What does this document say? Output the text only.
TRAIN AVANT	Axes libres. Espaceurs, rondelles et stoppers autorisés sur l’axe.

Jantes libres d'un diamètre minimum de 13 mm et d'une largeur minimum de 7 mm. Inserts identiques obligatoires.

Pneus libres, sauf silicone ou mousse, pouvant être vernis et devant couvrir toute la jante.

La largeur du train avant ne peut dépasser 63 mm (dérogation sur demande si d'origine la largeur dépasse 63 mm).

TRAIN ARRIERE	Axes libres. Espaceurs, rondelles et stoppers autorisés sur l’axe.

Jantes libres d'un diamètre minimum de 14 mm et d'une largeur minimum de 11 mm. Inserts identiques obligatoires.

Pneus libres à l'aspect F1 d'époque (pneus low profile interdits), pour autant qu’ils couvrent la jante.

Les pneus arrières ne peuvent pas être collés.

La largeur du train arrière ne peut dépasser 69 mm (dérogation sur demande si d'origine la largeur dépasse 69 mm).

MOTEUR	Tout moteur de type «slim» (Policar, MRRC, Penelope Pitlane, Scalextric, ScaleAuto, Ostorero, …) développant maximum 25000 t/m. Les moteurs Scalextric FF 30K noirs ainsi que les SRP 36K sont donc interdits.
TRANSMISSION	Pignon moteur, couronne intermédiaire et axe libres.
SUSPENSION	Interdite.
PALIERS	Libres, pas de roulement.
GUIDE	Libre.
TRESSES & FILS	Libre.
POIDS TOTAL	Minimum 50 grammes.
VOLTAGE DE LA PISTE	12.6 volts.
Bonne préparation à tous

____________________

WHAT TO WORK ON: Search the preceding listing for the word "origine" and pull out every line that holds it.

FINISHED EXERCISE:
La largeur du train avant ne peut dépasser 63 mm (dérogation sur demande si d'origine la largeur dépasse 63 mm).
La largeur du train arrière ne peut dépasser 69 mm (dérogation sur demande si d'origine la largeur dépasse 69 mm).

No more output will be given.